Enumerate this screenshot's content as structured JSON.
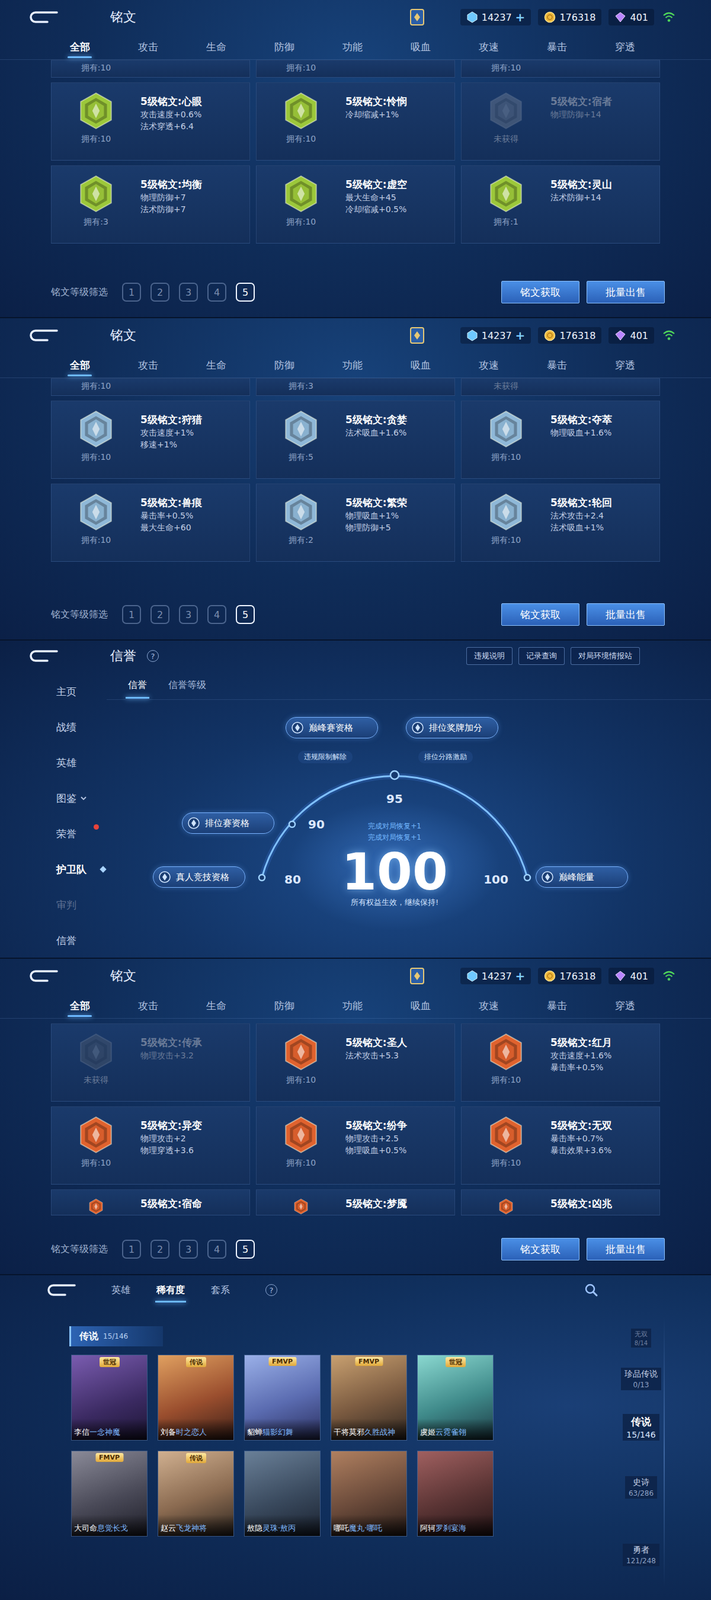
{
  "inscription_screen": {
    "title": "铭文",
    "currencies": [
      {
        "kind": "diamond",
        "value": "14237",
        "add": "+"
      },
      {
        "kind": "coin",
        "value": "176318"
      },
      {
        "kind": "gem",
        "value": "401"
      }
    ],
    "tabs": [
      {
        "label": "全部",
        "selected": true
      },
      {
        "label": "攻击",
        "selected": false
      },
      {
        "label": "生命",
        "selected": false
      },
      {
        "label": "防御",
        "selected": false
      },
      {
        "label": "功能",
        "selected": false
      },
      {
        "label": "吸血",
        "selected": false
      },
      {
        "label": "攻速",
        "selected": false
      },
      {
        "label": "暴击",
        "selected": false
      },
      {
        "label": "穿透",
        "selected": false
      }
    ],
    "filter_label": "铭文等级筛选",
    "levels": [
      {
        "label": "1",
        "selected": false
      },
      {
        "label": "2",
        "selected": false
      },
      {
        "label": "3",
        "selected": false
      },
      {
        "label": "4",
        "selected": false
      },
      {
        "label": "5",
        "selected": true
      }
    ],
    "buttons": [
      "铭文获取",
      "批量出售"
    ]
  },
  "inscription_pages": [
    {
      "rows": [
        {
          "kind": "cut-top",
          "cards": [
            {
              "owned": true,
              "owned_text": "拥有:10"
            },
            {
              "owned": true,
              "owned_text": "拥有:10"
            },
            {
              "owned": true,
              "owned_text": "拥有:10"
            }
          ]
        },
        {
          "kind": "full",
          "cards": [
            {
              "name": "5级铭文:心眼",
              "stats": [
                "攻击速度+0.6%",
                "法术穿透+6.4"
              ],
              "owned": true,
              "owned_text": "拥有:10",
              "color": "#9cc83a"
            },
            {
              "name": "5级铭文:怜悯",
              "stats": [
                "冷却缩减+1%"
              ],
              "owned": true,
              "owned_text": "拥有:10",
              "color": "#9cc83a"
            },
            {
              "name": "5级铭文:宿者",
              "stats": [
                "物理防御+14"
              ],
              "owned": false,
              "owned_text": "未获得",
              "color": "#9cc83a"
            }
          ]
        },
        {
          "kind": "full",
          "cards": [
            {
              "name": "5级铭文:均衡",
              "stats": [
                "物理防御+7",
                "法术防御+7"
              ],
              "owned": true,
              "owned_text": "拥有:3",
              "color": "#9cc83a"
            },
            {
              "name": "5级铭文:虚空",
              "stats": [
                "最大生命+45",
                "冷却缩减+0.5%"
              ],
              "owned": true,
              "owned_text": "拥有:10",
              "color": "#9cc83a"
            },
            {
              "name": "5级铭文:灵山",
              "stats": [
                "法术防御+14"
              ],
              "owned": true,
              "owned_text": "拥有:1",
              "color": "#9cc83a"
            }
          ]
        }
      ]
    },
    {
      "rows": [
        {
          "kind": "cut-top",
          "cards": [
            {
              "owned": true,
              "owned_text": "拥有:10"
            },
            {
              "owned": true,
              "owned_text": "拥有:3"
            },
            {
              "owned": false,
              "owned_text": "未获得"
            }
          ]
        },
        {
          "kind": "full",
          "cards": [
            {
              "name": "5级铭文:狩猎",
              "stats": [
                "攻击速度+1%",
                "移速+1%"
              ],
              "owned": true,
              "owned_text": "拥有:10",
              "color": "#8fb8d8"
            },
            {
              "name": "5级铭文:贪婪",
              "stats": [
                "法术吸血+1.6%"
              ],
              "owned": true,
              "owned_text": "拥有:5",
              "color": "#8fb8d8"
            },
            {
              "name": "5级铭文:夺萃",
              "stats": [
                "物理吸血+1.6%"
              ],
              "owned": true,
              "owned_text": "拥有:10",
              "color": "#8fb8d8"
            }
          ]
        },
        {
          "kind": "full",
          "cards": [
            {
              "name": "5级铭文:兽痕",
              "stats": [
                "暴击率+0.5%",
                "最大生命+60"
              ],
              "owned": true,
              "owned_text": "拥有:10",
              "color": "#8fb8d8"
            },
            {
              "name": "5级铭文:繁荣",
              "stats": [
                "物理吸血+1%",
                "物理防御+5"
              ],
              "owned": true,
              "owned_text": "拥有:2",
              "color": "#8fb8d8"
            },
            {
              "name": "5级铭文:轮回",
              "stats": [
                "法术攻击+2.4",
                "法术吸血+1%"
              ],
              "owned": true,
              "owned_text": "拥有:10",
              "color": "#8fb8d8"
            }
          ]
        }
      ]
    },
    {
      "rows": [
        {
          "kind": "full",
          "cards": [
            {
              "name": "5级铭文:传承",
              "stats": [
                "物理攻击+3.2"
              ],
              "owned": false,
              "owned_text": "未获得",
              "color": "#e0622e"
            },
            {
              "name": "5级铭文:圣人",
              "stats": [
                "法术攻击+5.3"
              ],
              "owned": true,
              "owned_text": "拥有:10",
              "color": "#e0622e"
            },
            {
              "name": "5级铭文:红月",
              "stats": [
                "攻击速度+1.6%",
                "暴击率+0.5%"
              ],
              "owned": true,
              "owned_text": "拥有:10",
              "color": "#e0622e"
            }
          ]
        },
        {
          "kind": "full",
          "cards": [
            {
              "name": "5级铭文:异变",
              "stats": [
                "物理攻击+2",
                "物理穿透+3.6"
              ],
              "owned": true,
              "owned_text": "拥有:10",
              "color": "#e0622e"
            },
            {
              "name": "5级铭文:纷争",
              "stats": [
                "物理攻击+2.5",
                "物理吸血+0.5%"
              ],
              "owned": true,
              "owned_text": "拥有:10",
              "color": "#e0622e"
            },
            {
              "name": "5级铭文:无双",
              "stats": [
                "暴击率+0.7%",
                "暴击效果+3.6%"
              ],
              "owned": true,
              "owned_text": "拥有:10",
              "color": "#e0622e"
            }
          ]
        },
        {
          "kind": "cut-bottom",
          "cards": [
            {
              "name": "5级铭文:宿命",
              "owned": true,
              "color": "#e0622e"
            },
            {
              "name": "5级铭文:梦魇",
              "owned": true,
              "color": "#e0622e"
            },
            {
              "name": "5级铭文:凶兆",
              "owned": true,
              "color": "#e0622e"
            }
          ]
        }
      ]
    }
  ],
  "credit_screen": {
    "title": "信誉",
    "help": "?",
    "top_buttons": [
      "违规说明",
      "记录查询",
      "对局环境情报站"
    ],
    "sidebar": [
      {
        "label": "主页",
        "selected": false,
        "chevron": false,
        "badge": false,
        "dim": false
      },
      {
        "label": "战绩",
        "selected": false,
        "chevron": false,
        "badge": false,
        "dim": false
      },
      {
        "label": "英雄",
        "selected": false,
        "chevron": false,
        "badge": false,
        "dim": false
      },
      {
        "label": "图鉴",
        "selected": false,
        "chevron": true,
        "badge": false,
        "dim": false
      },
      {
        "label": "荣誉",
        "selected": false,
        "chevron": false,
        "badge": true,
        "dim": false
      },
      {
        "label": "护卫队",
        "selected": true,
        "chevron": false,
        "badge": false,
        "dim": false
      },
      {
        "label": "审判",
        "selected": false,
        "chevron": false,
        "badge": false,
        "dim": true
      },
      {
        "label": "信誉",
        "selected": false,
        "chevron": false,
        "badge": false,
        "dim": false
      }
    ],
    "tabs": [
      {
        "label": "信誉",
        "selected": true
      },
      {
        "label": "信誉等级",
        "selected": false
      }
    ],
    "score": "100",
    "level": 1.0,
    "message": "所有权益生效，继续保持!",
    "recovery": [
      "完成对局恢复+1",
      "完成对局恢复+1"
    ],
    "ticks": [
      "80",
      "90",
      "95",
      "100"
    ],
    "perks": [
      {
        "label": "巅峰赛资格",
        "note": "违规限制解除"
      },
      {
        "label": "排位奖牌加分",
        "note": "排位分路激励"
      },
      {
        "label": "排位赛资格"
      },
      {
        "label": "真人竞技资格"
      },
      {
        "label": "巅峰能量"
      }
    ]
  },
  "skin_screen": {
    "tabs": [
      {
        "label": "英雄",
        "selected": false
      },
      {
        "label": "稀有度",
        "selected": true
      },
      {
        "label": "套系",
        "selected": false
      }
    ],
    "help": "?",
    "section": {
      "label": "传说",
      "count": "15/146"
    },
    "cards": [
      {
        "hero": "李信",
        "skin": "一念神魔",
        "tag": "世冠"
      },
      {
        "hero": "刘备",
        "skin": "时之恋人",
        "tag": "传说"
      },
      {
        "hero": "貂蝉",
        "skin": "猫影幻舞",
        "tag": "FMVP"
      },
      {
        "hero": "干将莫邪",
        "skin": "久胜战神",
        "tag": "FMVP"
      },
      {
        "hero": "虞姬",
        "skin": "云霓雀翎",
        "tag": "世冠"
      },
      {
        "hero": "大司命",
        "skin": "息觉长戈",
        "tag": "FMVP"
      },
      {
        "hero": "赵云",
        "skin": "飞龙神将",
        "tag": "传说"
      },
      {
        "hero": "敖隐",
        "skin": "灵珠·敖丙",
        "tag": ""
      },
      {
        "hero": "哪吒",
        "skin": "魔丸·哪吒",
        "tag": ""
      },
      {
        "hero": "阿轲",
        "skin": "罗刹宴海",
        "tag": ""
      }
    ],
    "rarity_nav": [
      {
        "label": "无双",
        "count": "8/14",
        "selected": false
      },
      {
        "label": "珍品传说",
        "count": "0/13",
        "selected": false
      },
      {
        "label": "传说",
        "count": "15/146",
        "selected": true
      },
      {
        "label": "史诗",
        "count": "63/286",
        "selected": false
      },
      {
        "label": "勇者",
        "count": "121/248",
        "selected": false
      }
    ]
  }
}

__What you will do__.
Where a line in the entries holds the word "hero", copy that line.

__Right answer__.
        "hero": "李信",
        "hero": "刘备",
        "hero": "貂蝉",
        "hero": "干将莫邪",
        "hero": "虞姬",
        "hero": "大司命",
        "hero": "赵云",
        "hero": "敖隐",
        "hero": "哪吒",
        "hero": "阿轲",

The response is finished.